_STATED GOAL_
Locate every line that holds the string "Mart" and copy it.

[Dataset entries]
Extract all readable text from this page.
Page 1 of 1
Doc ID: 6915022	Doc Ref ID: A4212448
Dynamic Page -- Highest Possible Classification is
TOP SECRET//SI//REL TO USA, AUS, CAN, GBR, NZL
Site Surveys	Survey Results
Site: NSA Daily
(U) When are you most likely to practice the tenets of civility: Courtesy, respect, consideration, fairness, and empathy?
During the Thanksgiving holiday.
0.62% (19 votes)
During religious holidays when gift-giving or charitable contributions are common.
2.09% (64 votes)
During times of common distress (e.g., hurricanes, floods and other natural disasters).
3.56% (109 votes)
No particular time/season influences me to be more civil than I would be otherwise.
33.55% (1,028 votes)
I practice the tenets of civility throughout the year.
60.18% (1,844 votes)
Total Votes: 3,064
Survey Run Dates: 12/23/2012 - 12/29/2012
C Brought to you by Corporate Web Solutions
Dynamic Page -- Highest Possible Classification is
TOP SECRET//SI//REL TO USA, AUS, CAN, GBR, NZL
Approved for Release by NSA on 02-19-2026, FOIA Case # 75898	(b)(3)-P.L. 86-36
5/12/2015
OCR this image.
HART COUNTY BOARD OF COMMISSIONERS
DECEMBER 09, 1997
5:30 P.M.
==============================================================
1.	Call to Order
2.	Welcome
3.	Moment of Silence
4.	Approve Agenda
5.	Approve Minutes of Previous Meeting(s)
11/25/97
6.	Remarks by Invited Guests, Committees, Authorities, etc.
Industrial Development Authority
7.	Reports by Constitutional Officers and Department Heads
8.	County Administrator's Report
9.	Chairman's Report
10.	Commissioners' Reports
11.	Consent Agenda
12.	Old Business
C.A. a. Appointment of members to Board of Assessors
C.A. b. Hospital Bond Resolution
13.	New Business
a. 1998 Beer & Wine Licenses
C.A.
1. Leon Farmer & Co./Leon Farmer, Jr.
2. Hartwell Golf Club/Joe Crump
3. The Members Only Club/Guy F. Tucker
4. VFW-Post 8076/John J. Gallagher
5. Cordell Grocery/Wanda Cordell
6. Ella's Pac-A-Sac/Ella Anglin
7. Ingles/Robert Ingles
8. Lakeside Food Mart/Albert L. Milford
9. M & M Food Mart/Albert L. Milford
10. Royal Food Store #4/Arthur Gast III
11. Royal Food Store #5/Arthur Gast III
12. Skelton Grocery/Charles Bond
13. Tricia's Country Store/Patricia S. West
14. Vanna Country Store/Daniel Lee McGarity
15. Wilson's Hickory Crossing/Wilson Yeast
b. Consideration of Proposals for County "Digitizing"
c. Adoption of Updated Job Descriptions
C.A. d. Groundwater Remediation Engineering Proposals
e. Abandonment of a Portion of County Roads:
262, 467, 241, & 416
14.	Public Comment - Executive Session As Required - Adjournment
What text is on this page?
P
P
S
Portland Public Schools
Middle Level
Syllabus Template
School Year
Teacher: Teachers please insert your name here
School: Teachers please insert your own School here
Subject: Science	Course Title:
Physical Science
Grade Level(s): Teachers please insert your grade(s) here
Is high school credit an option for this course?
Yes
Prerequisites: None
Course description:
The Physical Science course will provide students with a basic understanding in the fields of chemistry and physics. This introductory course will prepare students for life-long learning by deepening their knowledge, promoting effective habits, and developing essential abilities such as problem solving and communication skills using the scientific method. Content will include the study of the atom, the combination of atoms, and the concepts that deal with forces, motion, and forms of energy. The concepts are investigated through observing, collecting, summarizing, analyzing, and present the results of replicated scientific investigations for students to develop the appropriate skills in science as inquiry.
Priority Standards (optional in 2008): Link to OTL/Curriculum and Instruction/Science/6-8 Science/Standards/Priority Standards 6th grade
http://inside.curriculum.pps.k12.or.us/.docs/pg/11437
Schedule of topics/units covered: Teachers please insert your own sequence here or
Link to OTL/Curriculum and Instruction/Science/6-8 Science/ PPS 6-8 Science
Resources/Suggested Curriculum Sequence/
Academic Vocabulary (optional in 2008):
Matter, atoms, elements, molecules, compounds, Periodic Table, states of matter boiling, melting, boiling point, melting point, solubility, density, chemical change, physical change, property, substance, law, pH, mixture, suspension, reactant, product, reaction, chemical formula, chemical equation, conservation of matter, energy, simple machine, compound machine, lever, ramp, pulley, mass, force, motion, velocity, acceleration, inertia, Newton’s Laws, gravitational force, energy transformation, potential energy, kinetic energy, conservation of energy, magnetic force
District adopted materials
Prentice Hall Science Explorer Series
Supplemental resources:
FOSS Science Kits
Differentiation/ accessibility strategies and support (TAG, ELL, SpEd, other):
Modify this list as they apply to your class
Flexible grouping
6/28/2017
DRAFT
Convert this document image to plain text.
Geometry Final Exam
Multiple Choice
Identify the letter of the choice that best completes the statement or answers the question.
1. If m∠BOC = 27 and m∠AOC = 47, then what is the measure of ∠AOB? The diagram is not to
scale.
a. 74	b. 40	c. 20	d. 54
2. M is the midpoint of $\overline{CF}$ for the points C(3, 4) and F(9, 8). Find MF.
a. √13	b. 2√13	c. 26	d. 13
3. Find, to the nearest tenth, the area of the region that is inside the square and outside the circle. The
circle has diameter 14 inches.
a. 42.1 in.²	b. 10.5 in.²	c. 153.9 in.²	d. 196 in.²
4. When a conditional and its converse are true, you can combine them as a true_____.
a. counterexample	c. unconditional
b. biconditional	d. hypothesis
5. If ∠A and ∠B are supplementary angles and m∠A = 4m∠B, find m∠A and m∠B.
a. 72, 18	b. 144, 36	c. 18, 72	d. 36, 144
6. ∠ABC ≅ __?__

_ANSWER TO THIS PROBLEM_
8. Lakeside Food Mart/Albert L. Milford
9. M & M Food Mart/Albert L. Milford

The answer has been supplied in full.